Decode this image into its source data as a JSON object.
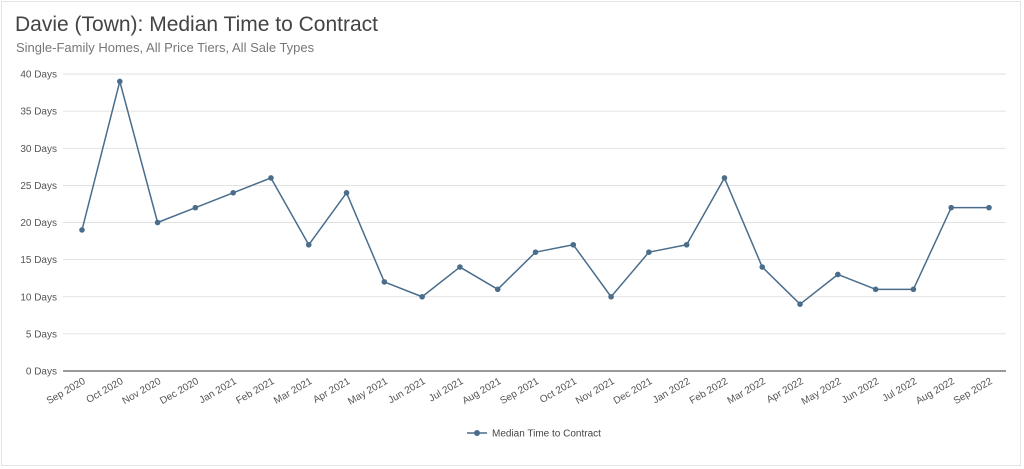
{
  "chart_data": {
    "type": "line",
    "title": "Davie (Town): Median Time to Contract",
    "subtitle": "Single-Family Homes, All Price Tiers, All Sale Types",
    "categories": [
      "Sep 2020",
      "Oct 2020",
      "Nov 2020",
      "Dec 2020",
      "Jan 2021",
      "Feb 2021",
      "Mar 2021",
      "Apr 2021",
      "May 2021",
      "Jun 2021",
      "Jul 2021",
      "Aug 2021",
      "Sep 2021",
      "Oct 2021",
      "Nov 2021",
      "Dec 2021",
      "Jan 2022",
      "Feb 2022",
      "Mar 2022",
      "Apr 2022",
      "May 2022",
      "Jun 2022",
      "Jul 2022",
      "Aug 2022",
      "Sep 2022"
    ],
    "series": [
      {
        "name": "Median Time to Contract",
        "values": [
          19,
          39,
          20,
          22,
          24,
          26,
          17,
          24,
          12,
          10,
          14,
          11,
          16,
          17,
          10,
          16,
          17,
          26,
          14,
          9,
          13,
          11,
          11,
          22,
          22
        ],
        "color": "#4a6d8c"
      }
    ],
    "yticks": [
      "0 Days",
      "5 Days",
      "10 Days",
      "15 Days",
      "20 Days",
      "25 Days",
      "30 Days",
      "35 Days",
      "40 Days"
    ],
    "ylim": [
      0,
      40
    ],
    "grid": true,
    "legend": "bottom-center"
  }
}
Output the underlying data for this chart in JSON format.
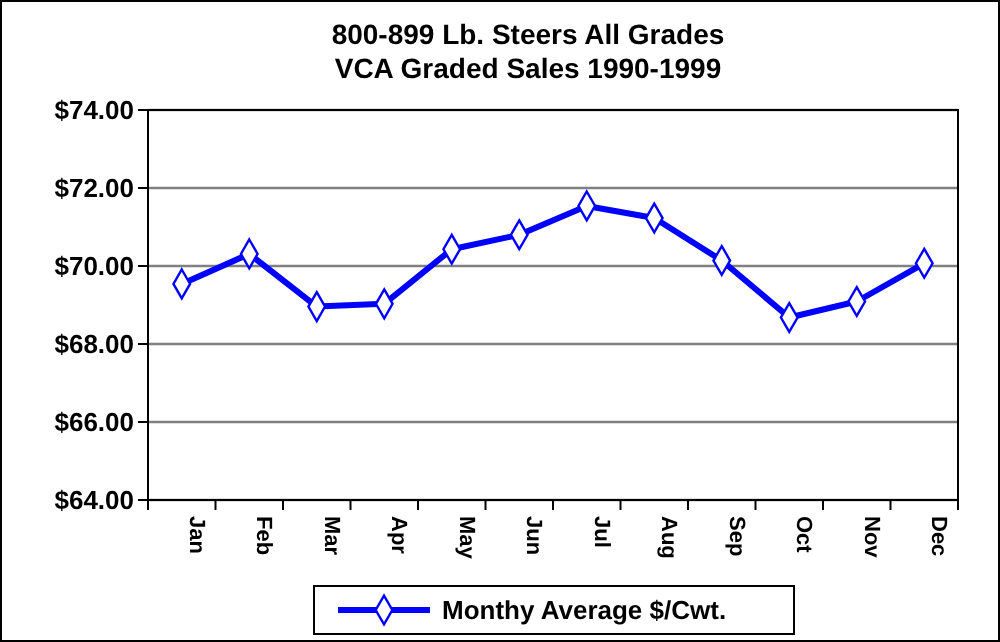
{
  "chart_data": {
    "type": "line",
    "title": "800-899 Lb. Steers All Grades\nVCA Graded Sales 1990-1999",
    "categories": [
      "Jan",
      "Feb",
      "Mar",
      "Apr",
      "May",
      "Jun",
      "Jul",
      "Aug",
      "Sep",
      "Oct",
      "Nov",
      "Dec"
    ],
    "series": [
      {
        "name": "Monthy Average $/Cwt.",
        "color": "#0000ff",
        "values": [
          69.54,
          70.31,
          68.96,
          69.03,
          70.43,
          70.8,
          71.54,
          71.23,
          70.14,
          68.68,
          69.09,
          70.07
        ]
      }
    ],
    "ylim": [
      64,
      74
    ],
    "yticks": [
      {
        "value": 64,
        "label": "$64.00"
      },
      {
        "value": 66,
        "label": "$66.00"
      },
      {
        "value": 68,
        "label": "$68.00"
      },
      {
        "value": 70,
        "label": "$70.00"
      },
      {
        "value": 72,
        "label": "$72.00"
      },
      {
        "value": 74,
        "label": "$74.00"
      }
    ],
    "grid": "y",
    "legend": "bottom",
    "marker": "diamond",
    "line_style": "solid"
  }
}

◆ PROBLEM DESCRIPTION: All of the entries need to be transcribed word for word; pictures are left out.

◆ RESULT OF THIS EXERCISE:
Decode this image into its source data as a JSON object.
{
  "chart_data": {
    "type": "line",
    "title": "Davie (Town): Median Time to Contract",
    "subtitle": "Single-Family Homes, All Price Tiers, All Sale Types",
    "categories": [
      "Sep 2020",
      "Oct 2020",
      "Nov 2020",
      "Dec 2020",
      "Jan 2021",
      "Feb 2021",
      "Mar 2021",
      "Apr 2021",
      "May 2021",
      "Jun 2021",
      "Jul 2021",
      "Aug 2021",
      "Sep 2021",
      "Oct 2021",
      "Nov 2021",
      "Dec 2021",
      "Jan 2022",
      "Feb 2022",
      "Mar 2022",
      "Apr 2022",
      "May 2022",
      "Jun 2022",
      "Jul 2022",
      "Aug 2022",
      "Sep 2022"
    ],
    "series": [
      {
        "name": "Median Time to Contract",
        "values": [
          19,
          39,
          20,
          22,
          24,
          26,
          17,
          24,
          12,
          10,
          14,
          11,
          16,
          17,
          10,
          16,
          17,
          26,
          14,
          9,
          13,
          11,
          11,
          22,
          22
        ],
        "color": "#4a6d8c"
      }
    ],
    "yticks": [
      "0 Days",
      "5 Days",
      "10 Days",
      "15 Days",
      "20 Days",
      "25 Days",
      "30 Days",
      "35 Days",
      "40 Days"
    ],
    "ylim": [
      0,
      40
    ],
    "grid": true,
    "legend": "bottom-center"
  }
}
Output the underlying data for this chart in JSON format.
{
  "chart_data": {
    "type": "line",
    "title": "800-899 Lb. Steers All Grades\nVCA Graded Sales 1990-1999",
    "categories": [
      "Jan",
      "Feb",
      "Mar",
      "Apr",
      "May",
      "Jun",
      "Jul",
      "Aug",
      "Sep",
      "Oct",
      "Nov",
      "Dec"
    ],
    "series": [
      {
        "name": "Monthy Average $/Cwt.",
        "color": "#0000ff",
        "values": [
          69.54,
          70.31,
          68.96,
          69.03,
          70.43,
          70.8,
          71.54,
          71.23,
          70.14,
          68.68,
          69.09,
          70.07
        ]
      }
    ],
    "ylim": [
      64,
      74
    ],
    "yticks": [
      {
        "value": 64,
        "label": "$64.00"
      },
      {
        "value": 66,
        "label": "$66.00"
      },
      {
        "value": 68,
        "label": "$68.00"
      },
      {
        "value": 70,
        "label": "$70.00"
      },
      {
        "value": 72,
        "label": "$72.00"
      },
      {
        "value": 74,
        "label": "$74.00"
      }
    ],
    "grid": "y",
    "legend": "bottom",
    "marker": "diamond",
    "line_style": "solid"
  }
}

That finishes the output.